# Page extract
==*==
Thin-film arrays may improve mammography

Spire Corp. (Bedford, MA) is using a four-year, $800,000 contract from the US Army Medical Research Command to develop thin-film cadmium zinc telluride (CdZnTe) detectors for use in digital mammography. According to Spire, the resulting large-area, self-scanned, flat-panel x-ray detector arrays will be more efficient than existing scintillator-based x-ray detector systems and will improve diagnostic capabilities by creating a direct radiography approach for mammography.
==*==
Document layout analysis data
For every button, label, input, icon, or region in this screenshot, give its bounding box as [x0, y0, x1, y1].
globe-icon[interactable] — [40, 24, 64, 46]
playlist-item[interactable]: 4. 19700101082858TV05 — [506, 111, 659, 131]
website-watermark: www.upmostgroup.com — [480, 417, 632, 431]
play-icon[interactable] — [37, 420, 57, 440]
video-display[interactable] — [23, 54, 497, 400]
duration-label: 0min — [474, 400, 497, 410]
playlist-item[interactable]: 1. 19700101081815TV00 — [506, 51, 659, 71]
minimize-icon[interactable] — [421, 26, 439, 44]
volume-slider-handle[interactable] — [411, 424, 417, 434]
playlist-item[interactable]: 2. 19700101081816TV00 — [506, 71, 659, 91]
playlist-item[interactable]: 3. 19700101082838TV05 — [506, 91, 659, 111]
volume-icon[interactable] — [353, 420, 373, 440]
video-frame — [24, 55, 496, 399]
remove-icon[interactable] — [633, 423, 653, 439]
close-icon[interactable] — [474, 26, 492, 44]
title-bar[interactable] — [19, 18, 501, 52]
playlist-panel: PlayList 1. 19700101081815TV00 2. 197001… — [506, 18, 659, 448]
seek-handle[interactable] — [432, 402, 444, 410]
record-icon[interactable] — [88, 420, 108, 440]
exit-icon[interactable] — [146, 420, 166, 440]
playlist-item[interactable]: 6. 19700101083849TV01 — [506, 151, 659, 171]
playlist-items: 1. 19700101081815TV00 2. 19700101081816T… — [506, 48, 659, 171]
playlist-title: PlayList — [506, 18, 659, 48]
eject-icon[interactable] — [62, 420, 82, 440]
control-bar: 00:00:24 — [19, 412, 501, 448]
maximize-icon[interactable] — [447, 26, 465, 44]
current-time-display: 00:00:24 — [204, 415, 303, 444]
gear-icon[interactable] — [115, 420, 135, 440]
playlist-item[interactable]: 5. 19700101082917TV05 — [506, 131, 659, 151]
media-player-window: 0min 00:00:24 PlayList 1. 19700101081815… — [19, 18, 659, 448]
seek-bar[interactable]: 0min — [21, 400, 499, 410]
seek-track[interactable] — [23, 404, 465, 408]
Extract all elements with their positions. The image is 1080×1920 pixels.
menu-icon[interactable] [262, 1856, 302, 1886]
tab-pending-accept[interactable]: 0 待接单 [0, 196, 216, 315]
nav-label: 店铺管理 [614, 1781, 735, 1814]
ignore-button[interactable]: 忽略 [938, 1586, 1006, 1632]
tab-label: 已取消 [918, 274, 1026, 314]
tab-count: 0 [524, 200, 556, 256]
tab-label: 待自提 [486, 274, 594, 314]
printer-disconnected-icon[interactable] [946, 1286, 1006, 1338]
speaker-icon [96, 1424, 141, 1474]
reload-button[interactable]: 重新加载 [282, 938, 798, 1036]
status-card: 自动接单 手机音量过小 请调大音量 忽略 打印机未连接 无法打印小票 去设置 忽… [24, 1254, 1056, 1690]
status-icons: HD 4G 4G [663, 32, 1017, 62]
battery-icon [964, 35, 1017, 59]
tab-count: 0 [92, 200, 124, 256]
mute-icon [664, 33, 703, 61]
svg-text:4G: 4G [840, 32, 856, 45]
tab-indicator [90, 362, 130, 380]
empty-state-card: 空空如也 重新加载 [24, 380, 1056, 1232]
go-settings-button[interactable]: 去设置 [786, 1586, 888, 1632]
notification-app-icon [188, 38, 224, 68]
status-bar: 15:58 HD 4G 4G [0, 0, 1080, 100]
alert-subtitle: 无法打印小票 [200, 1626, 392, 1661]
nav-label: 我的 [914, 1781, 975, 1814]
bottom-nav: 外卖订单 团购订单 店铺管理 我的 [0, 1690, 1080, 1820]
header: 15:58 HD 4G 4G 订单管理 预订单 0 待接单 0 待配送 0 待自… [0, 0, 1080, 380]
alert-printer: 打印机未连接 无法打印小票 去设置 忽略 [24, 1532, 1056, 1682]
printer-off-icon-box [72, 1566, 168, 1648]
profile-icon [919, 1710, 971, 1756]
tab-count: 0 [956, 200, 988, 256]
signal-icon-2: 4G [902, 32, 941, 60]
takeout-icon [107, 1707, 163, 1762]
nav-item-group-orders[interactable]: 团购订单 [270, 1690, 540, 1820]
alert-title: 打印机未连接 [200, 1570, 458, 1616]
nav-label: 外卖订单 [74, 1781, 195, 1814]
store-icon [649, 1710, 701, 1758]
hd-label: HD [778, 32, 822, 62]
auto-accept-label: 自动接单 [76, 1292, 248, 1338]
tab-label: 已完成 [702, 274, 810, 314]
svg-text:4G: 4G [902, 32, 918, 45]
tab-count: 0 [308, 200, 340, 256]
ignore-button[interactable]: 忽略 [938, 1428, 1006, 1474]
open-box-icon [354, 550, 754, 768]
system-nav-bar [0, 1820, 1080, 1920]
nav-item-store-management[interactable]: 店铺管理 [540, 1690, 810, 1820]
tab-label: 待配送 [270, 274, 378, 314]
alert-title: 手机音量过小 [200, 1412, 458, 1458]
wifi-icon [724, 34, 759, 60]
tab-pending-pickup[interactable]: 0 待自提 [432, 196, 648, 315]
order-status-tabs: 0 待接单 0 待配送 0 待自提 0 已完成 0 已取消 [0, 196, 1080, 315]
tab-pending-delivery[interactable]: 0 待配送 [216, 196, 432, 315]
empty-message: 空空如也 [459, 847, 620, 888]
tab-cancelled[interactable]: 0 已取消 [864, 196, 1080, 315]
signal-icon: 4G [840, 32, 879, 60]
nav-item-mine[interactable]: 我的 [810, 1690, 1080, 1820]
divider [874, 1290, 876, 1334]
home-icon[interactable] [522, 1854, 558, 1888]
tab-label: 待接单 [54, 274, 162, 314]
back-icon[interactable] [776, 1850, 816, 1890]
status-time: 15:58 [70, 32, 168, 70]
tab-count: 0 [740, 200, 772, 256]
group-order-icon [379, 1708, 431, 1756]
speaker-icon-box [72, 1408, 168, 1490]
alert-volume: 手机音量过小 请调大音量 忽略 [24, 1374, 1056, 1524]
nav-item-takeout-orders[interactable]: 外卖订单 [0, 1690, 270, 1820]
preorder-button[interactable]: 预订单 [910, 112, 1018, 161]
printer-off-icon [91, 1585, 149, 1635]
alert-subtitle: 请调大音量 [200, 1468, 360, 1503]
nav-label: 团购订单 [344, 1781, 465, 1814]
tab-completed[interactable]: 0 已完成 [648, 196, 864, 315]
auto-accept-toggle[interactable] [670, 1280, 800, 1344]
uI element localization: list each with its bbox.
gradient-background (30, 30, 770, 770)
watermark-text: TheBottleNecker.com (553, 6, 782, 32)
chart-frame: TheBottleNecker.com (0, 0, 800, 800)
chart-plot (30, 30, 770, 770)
==*==
# Set of tasks
a. In the thin-film detector article, do these statements agree with the text? (i) The contract covers four years. (ii) The contract comes from the US Army Medical Research Command. (iii) Spire expects the new arrays to be less efficient than scintillator-based x-ray detector systems.
b. Extend the thin-film detector article, picking up right after its final sentence.
The document layout analysis data is separate from the thin-film detector article.

# Answers to the tasks
a.
(i) Yes: "a four-year, $800,000 contract"
(ii) Yes: "from the US Army Medical Research Command"
(iii) No: "will be more efficient than existing scintillator-based x-ray detector systems"

b.
For the past several years, there has been a growing trend in diagnostic imaging toward digitization techniques that eliminate the need for film and thereby reduce health-care costs. This work has led to the development of various detectors that can record an image, digitize it, and transmit it directly into a computer in a matter of seconds. Among other things, researchers have found that direct-conversion methods result in higher signal strength than indirect conversion methods, in which light is first generated using a scintillator or phosphor and then detected by charge-coupled devices or thin-film-transistor (TFT) arrays in conjunction with photodiodes.¹

Several groups have demonstrated the potential of cadmium telluride (CdTe) detectors for medical-imaging applications such as nuclear medicine (positron emission tomography and single-photon emission computed tomography) and radiology (x-ray computed tomography).² Two main problems, however, have constrained the commercial potential of CdTe detectors—poor energy resolution, which results primarily from poor charge-collection efficiency—and high cost, because the growth technique produces small polycrystalline crystals. Thus, CdTe detectors have been limited to applications in which miniature detectors would suffice.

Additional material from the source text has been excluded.